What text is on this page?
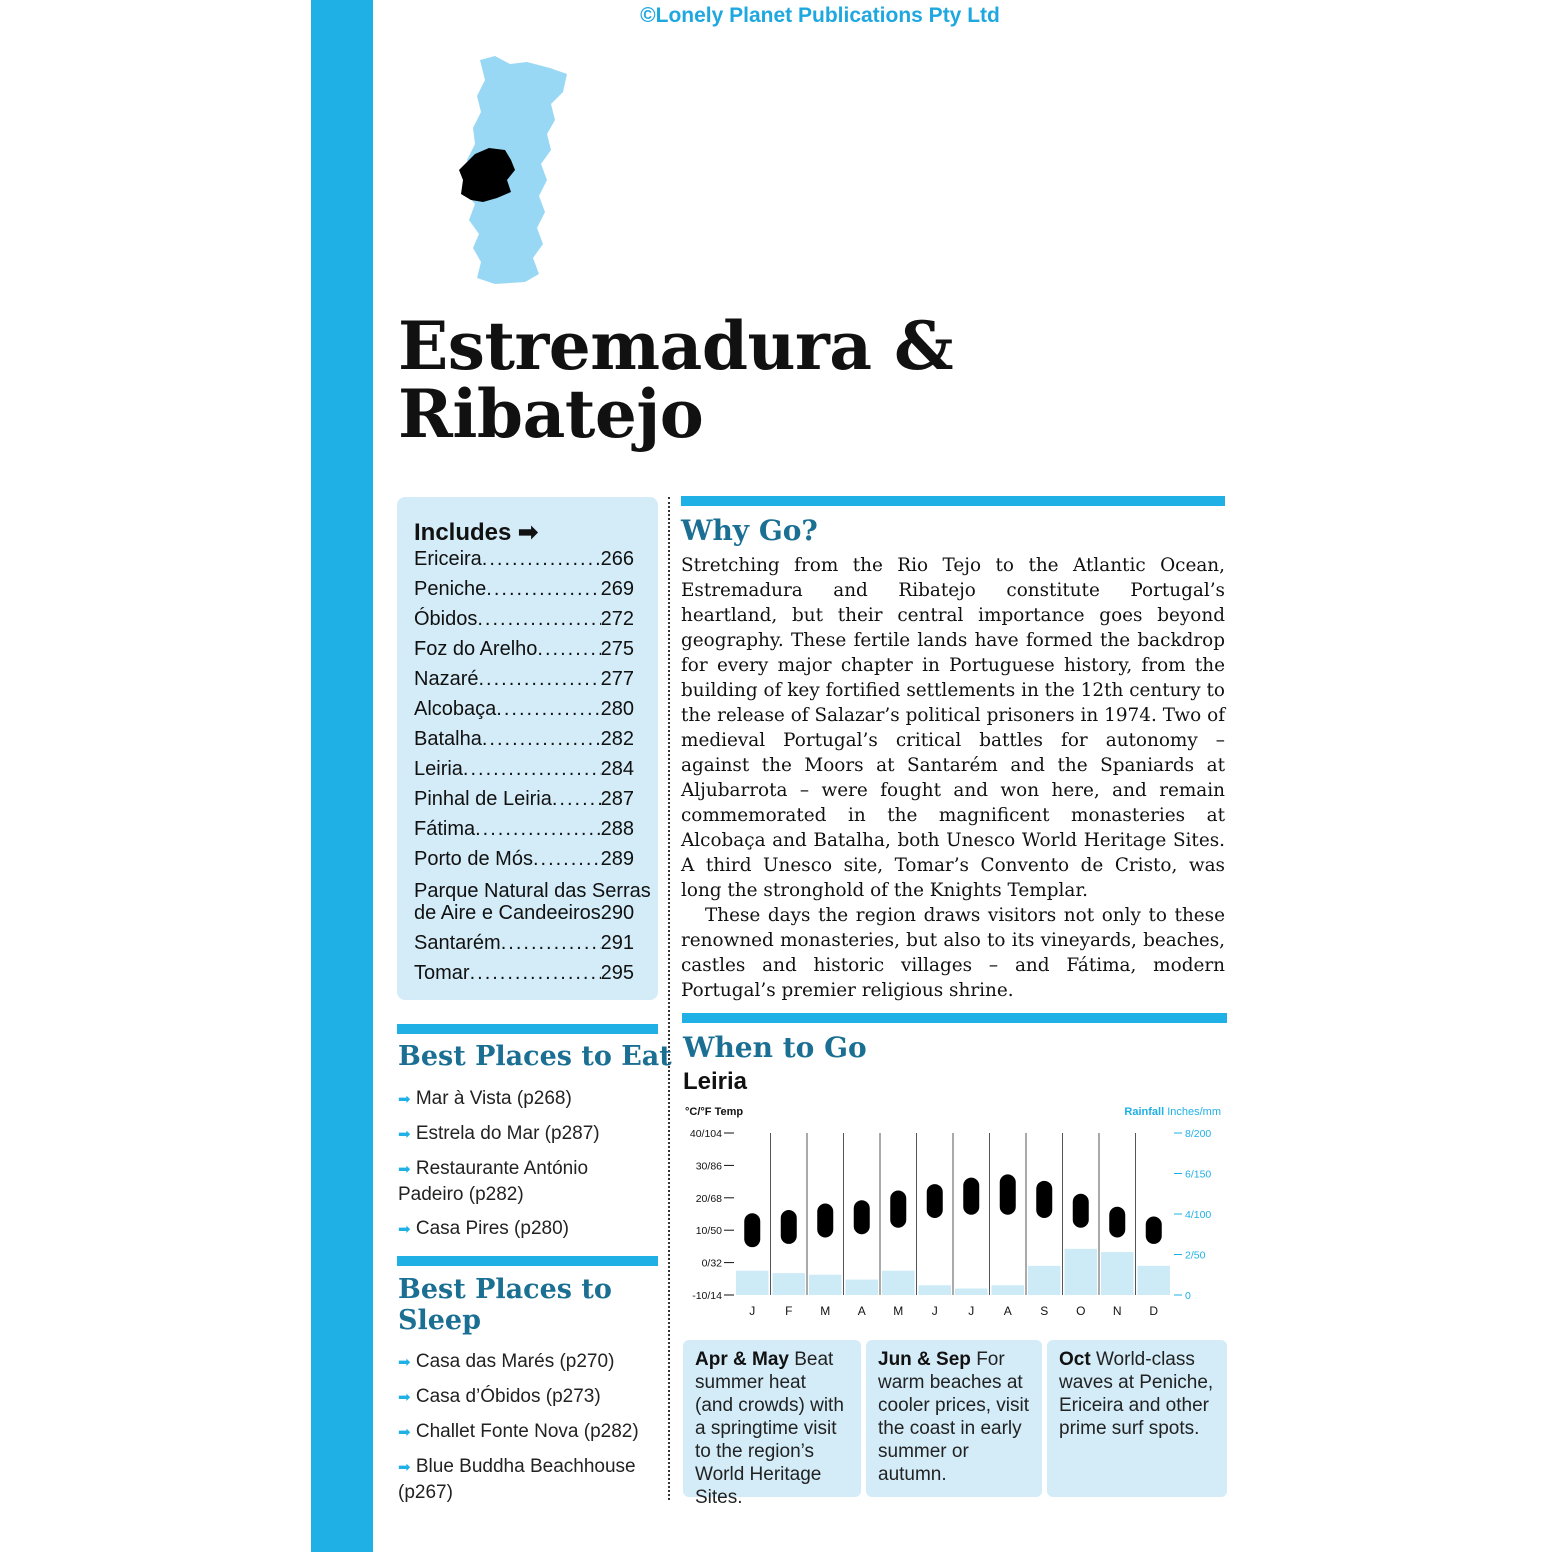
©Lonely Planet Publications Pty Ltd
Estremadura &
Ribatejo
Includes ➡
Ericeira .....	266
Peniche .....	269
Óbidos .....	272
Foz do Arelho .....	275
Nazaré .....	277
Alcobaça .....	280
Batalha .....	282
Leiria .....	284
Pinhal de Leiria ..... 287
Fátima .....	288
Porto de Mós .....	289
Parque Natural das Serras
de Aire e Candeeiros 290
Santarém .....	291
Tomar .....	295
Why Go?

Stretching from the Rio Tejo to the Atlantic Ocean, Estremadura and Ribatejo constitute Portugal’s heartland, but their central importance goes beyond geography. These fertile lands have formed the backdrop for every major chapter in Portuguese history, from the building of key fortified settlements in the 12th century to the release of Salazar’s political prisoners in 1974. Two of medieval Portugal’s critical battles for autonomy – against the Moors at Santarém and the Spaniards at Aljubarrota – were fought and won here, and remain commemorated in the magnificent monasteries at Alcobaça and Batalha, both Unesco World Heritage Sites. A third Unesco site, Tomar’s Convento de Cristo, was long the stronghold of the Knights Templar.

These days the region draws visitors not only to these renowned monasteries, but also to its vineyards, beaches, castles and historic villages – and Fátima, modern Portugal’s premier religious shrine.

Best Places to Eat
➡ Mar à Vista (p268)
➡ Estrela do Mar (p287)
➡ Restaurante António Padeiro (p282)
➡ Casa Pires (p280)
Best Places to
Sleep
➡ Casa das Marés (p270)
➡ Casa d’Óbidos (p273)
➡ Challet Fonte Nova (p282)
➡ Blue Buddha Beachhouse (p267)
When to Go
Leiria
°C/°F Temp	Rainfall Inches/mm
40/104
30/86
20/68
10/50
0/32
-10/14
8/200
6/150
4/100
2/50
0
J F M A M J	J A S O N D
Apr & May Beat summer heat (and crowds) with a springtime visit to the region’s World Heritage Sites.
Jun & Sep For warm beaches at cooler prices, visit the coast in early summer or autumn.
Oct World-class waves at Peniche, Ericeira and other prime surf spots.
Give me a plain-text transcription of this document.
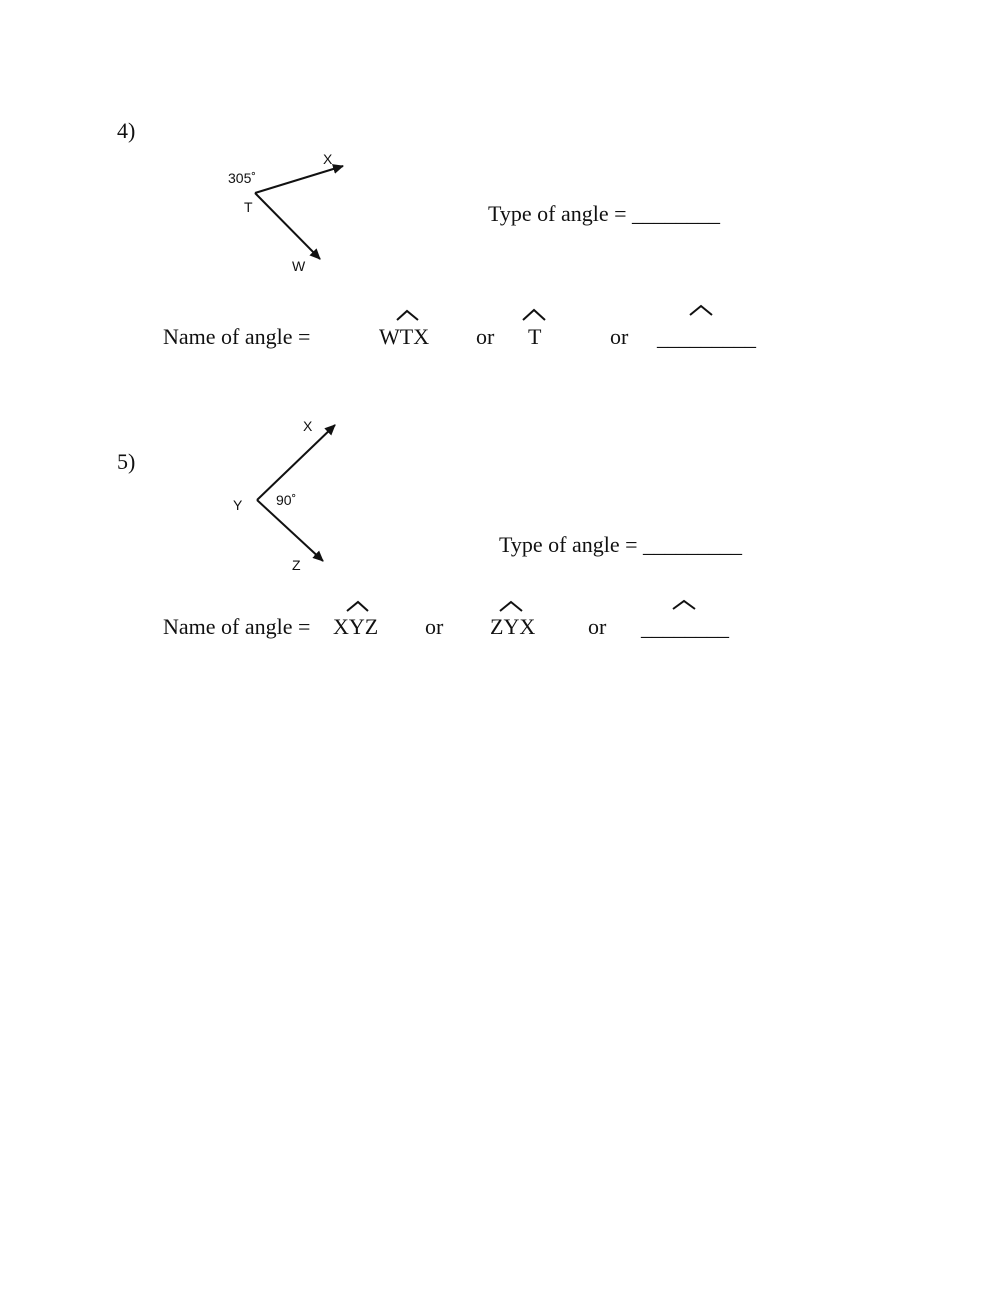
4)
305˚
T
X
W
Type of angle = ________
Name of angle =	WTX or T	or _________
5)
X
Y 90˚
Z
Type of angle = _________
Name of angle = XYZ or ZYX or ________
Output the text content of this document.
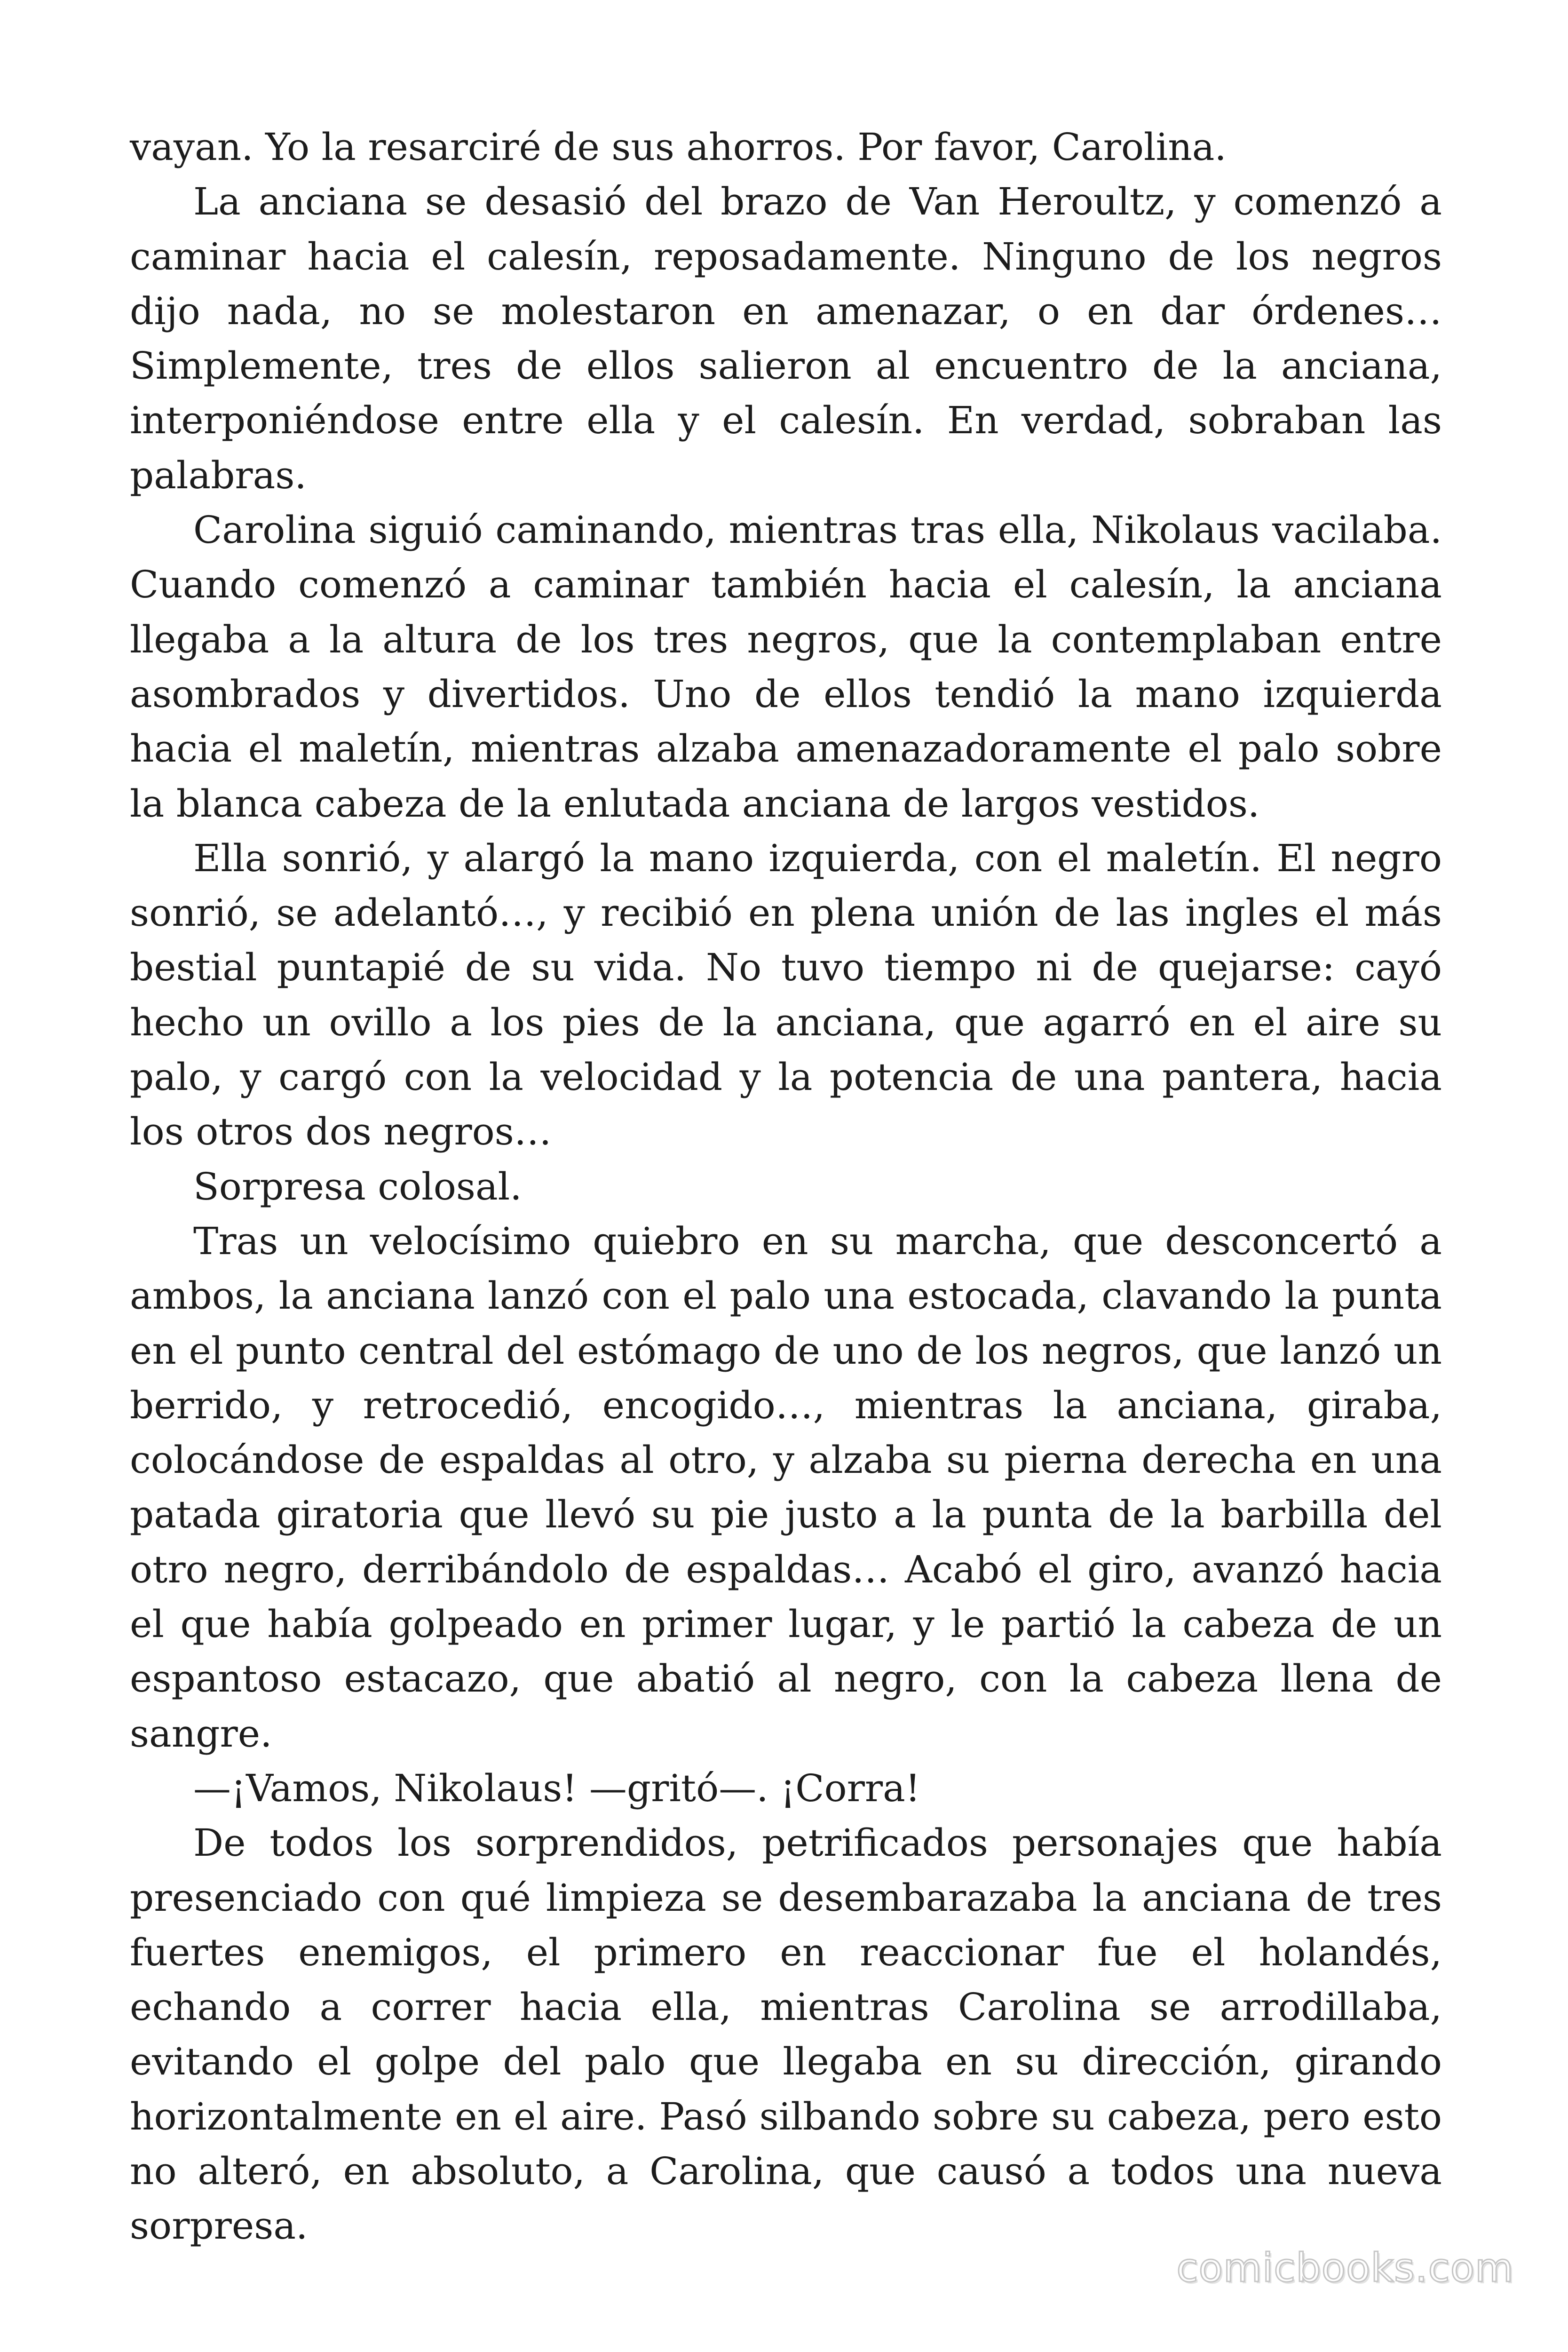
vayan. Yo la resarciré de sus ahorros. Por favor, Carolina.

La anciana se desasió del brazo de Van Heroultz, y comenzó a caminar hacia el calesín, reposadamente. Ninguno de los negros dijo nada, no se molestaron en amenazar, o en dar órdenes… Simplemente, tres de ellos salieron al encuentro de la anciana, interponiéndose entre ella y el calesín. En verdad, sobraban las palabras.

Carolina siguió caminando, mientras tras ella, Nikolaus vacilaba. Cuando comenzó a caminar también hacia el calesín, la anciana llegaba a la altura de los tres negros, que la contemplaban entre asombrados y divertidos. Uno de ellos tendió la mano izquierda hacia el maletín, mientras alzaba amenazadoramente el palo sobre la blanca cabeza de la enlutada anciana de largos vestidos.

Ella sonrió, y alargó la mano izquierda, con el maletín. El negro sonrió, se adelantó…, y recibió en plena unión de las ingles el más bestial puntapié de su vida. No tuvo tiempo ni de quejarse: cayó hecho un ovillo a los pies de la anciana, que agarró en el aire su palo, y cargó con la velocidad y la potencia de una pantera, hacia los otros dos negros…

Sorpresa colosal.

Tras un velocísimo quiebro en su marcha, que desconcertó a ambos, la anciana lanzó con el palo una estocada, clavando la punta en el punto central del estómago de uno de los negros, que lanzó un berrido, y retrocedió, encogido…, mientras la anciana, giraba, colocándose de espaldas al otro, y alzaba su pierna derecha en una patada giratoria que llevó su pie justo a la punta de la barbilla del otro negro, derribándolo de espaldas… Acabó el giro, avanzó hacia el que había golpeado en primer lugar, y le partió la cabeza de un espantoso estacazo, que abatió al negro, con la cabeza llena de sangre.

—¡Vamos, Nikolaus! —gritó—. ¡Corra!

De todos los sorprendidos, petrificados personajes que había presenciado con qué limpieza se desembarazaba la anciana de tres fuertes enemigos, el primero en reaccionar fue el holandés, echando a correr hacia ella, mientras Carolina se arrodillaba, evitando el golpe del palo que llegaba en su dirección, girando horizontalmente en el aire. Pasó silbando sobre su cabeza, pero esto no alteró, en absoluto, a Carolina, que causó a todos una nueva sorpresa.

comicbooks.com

====================

Report the number of lines in the listing that include the string "beaches"; give nothing but the number.

2